---------- Extracted material
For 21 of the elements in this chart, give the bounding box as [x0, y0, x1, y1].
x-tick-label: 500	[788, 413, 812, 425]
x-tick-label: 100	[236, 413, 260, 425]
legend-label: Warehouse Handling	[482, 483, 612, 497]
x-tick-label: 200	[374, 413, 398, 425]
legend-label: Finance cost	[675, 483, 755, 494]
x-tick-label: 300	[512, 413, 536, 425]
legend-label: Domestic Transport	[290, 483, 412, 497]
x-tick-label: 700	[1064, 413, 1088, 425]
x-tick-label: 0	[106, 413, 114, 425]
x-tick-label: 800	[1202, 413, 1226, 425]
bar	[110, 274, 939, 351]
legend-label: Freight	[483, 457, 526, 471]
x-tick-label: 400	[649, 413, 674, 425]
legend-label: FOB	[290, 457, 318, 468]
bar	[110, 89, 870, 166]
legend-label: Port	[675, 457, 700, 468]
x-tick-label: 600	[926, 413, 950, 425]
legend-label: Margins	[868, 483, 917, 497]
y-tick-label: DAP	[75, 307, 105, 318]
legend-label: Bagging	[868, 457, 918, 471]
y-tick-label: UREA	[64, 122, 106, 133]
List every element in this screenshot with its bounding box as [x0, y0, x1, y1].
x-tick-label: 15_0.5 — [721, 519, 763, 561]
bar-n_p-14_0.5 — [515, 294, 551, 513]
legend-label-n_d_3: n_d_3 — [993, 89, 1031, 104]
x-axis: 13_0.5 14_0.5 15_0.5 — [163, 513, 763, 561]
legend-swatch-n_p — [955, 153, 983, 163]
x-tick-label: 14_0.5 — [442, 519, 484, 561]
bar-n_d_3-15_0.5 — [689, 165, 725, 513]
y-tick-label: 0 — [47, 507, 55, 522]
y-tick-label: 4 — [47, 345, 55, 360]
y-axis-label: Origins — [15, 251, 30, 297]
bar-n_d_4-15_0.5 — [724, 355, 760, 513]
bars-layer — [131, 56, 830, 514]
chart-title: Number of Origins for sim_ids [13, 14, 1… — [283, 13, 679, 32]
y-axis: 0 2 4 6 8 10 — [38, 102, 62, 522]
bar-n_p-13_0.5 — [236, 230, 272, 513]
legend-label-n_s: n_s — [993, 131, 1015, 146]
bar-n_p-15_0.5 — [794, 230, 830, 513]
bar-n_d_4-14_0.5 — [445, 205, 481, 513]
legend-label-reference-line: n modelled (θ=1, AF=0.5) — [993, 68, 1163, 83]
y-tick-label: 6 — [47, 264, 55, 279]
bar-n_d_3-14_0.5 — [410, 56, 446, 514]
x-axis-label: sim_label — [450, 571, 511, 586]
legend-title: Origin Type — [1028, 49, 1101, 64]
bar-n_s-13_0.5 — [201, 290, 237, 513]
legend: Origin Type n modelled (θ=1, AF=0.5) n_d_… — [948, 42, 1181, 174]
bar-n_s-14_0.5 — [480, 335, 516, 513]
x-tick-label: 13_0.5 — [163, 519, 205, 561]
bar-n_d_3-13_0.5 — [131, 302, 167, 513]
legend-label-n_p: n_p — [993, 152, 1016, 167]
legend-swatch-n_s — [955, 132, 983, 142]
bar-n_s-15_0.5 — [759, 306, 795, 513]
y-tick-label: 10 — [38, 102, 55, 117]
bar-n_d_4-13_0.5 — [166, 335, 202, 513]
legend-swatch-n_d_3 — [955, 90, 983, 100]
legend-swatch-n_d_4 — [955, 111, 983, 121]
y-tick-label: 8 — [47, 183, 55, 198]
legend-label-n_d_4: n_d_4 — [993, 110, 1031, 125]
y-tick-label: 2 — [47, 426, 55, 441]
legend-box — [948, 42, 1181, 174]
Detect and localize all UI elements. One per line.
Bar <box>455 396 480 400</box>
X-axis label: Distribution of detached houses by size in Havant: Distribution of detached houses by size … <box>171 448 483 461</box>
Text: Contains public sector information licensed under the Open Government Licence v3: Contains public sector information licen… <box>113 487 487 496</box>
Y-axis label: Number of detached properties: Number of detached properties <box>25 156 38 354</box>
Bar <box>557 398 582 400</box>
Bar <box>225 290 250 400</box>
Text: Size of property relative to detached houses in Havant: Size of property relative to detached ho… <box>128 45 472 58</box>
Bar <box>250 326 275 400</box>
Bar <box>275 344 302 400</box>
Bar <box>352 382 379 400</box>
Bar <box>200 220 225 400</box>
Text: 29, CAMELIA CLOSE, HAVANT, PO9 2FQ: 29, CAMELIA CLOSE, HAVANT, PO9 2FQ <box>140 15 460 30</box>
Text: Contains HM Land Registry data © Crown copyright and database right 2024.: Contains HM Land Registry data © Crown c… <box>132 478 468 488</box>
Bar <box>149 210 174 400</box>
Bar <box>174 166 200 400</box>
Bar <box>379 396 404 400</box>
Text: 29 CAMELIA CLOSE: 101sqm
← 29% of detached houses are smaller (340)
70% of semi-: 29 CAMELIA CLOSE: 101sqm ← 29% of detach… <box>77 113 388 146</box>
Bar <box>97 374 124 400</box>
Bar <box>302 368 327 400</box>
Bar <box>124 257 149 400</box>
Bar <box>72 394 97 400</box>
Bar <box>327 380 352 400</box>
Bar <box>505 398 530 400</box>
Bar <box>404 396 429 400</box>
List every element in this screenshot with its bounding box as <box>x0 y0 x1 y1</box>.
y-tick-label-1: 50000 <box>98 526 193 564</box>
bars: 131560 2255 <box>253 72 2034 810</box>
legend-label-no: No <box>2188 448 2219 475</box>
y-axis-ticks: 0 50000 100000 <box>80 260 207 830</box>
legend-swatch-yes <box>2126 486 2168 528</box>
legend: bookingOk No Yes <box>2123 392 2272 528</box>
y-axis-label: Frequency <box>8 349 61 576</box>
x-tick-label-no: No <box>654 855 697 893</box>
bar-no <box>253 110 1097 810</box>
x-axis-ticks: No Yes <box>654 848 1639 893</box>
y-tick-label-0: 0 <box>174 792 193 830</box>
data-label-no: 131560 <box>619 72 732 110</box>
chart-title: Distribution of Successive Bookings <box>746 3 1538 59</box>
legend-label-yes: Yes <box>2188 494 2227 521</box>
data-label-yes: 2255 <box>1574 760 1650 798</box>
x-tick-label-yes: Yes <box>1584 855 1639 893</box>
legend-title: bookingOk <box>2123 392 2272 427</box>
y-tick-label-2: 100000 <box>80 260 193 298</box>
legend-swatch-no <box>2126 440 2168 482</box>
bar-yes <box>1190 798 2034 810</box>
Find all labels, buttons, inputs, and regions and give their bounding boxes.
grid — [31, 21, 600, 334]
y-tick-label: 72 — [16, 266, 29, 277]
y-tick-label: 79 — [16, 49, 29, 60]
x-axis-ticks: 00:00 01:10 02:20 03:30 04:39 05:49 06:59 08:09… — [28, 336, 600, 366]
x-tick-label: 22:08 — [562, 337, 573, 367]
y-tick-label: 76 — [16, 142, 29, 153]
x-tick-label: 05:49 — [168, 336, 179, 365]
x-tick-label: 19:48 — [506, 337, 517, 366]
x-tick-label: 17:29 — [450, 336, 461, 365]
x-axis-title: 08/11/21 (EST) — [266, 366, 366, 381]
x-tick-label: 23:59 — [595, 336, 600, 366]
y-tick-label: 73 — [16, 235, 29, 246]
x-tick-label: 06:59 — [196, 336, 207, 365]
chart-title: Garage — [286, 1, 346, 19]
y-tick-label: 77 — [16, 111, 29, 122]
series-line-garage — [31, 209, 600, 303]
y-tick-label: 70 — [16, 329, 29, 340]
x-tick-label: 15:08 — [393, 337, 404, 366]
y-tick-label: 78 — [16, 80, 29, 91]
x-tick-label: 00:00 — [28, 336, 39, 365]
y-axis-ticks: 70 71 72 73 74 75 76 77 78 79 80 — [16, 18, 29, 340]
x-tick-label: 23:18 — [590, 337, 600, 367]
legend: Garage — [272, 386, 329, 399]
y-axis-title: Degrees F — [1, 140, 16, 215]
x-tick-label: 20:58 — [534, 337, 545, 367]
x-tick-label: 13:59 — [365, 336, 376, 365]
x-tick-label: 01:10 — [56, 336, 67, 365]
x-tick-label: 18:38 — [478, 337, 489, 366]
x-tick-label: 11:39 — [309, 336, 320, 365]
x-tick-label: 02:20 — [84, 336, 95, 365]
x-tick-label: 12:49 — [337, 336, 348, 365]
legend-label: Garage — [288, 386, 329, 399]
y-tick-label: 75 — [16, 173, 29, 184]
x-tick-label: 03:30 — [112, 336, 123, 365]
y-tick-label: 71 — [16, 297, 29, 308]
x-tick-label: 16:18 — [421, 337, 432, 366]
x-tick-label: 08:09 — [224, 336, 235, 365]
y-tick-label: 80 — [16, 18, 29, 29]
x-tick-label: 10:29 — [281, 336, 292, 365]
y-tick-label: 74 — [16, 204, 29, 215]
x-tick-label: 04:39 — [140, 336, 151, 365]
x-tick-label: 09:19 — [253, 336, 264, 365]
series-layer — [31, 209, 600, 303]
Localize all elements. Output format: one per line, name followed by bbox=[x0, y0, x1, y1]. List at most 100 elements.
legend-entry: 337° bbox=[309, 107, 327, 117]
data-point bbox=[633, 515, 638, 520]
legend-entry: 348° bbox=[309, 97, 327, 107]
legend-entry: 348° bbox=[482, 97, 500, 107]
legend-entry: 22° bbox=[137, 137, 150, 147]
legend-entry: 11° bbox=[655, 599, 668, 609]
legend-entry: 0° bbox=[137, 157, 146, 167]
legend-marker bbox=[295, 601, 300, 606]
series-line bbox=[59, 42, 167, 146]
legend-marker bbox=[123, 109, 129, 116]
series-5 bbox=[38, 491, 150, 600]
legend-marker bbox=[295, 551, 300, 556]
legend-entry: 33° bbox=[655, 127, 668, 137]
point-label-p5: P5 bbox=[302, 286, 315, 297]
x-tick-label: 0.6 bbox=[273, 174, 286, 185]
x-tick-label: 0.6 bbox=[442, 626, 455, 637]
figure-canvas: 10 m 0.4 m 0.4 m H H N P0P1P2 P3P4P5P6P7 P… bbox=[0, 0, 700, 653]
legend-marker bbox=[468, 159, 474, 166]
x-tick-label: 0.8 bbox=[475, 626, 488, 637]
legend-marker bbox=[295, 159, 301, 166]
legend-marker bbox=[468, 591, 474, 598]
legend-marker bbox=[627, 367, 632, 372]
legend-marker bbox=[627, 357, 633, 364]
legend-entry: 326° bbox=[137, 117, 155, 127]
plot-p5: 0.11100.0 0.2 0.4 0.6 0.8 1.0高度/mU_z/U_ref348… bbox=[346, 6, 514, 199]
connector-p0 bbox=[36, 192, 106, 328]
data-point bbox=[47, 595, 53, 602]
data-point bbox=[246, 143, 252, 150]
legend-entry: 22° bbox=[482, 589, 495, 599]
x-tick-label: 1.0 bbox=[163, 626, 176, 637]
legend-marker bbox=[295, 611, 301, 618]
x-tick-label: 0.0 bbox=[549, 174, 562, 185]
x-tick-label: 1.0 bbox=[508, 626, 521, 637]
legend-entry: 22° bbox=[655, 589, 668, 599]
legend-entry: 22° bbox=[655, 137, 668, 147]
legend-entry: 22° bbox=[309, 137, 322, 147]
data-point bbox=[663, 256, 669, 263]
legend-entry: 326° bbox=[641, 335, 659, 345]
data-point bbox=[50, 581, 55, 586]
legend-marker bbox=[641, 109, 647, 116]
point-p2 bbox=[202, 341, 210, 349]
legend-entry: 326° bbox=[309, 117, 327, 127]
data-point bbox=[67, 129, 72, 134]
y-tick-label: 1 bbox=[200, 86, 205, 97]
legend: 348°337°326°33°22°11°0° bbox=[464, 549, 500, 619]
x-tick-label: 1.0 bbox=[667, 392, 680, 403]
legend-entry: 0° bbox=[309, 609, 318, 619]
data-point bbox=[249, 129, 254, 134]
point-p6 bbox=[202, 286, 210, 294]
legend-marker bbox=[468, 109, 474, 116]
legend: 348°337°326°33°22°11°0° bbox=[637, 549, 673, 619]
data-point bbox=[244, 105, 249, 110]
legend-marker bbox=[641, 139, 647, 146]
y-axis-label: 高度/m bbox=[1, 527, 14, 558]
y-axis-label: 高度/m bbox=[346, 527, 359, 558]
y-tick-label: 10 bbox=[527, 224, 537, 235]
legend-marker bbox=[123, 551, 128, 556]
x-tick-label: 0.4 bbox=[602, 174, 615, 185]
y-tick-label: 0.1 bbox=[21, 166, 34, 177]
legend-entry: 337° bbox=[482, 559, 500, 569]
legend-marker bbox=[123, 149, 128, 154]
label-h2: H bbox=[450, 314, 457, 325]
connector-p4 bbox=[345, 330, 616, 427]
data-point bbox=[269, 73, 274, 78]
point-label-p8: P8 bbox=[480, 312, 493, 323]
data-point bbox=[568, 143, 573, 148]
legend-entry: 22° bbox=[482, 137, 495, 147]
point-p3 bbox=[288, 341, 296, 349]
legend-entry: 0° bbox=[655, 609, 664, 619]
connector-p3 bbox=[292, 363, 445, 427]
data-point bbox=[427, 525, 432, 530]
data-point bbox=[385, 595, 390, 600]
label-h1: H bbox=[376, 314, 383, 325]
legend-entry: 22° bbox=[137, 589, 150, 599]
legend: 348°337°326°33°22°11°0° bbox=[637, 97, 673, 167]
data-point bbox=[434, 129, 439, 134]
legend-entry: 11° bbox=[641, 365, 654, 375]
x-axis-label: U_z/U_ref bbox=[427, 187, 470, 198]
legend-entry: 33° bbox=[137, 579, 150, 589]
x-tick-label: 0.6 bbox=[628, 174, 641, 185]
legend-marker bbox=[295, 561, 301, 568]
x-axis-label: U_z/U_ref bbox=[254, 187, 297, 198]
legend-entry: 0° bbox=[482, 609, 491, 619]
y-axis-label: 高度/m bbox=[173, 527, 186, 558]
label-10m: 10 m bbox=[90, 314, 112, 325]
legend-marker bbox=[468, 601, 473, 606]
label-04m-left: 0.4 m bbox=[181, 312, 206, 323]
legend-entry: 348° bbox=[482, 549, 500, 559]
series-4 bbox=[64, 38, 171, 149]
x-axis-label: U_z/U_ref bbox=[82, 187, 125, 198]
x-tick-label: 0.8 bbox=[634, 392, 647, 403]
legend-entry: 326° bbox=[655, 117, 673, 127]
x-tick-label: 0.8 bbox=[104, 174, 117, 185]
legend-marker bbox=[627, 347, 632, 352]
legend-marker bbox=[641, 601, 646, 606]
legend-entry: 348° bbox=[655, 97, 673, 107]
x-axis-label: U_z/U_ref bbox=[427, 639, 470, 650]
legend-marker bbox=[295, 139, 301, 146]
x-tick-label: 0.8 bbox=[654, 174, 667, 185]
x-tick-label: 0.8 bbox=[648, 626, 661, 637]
--------------------
Exercise objective
Copy the entries character for character, from their first line up to and including the line that contains "413, 398, 425]".

Final result
For 21 of the elements in this chart, give the bounding box as [x0, y0, x1, y1].
x-tick-label: 500	[788, 413, 812, 425]
x-tick-label: 100	[236, 413, 260, 425]
legend-label: Warehouse Handling	[482, 483, 612, 497]
x-tick-label: 200	[374, 413, 398, 425]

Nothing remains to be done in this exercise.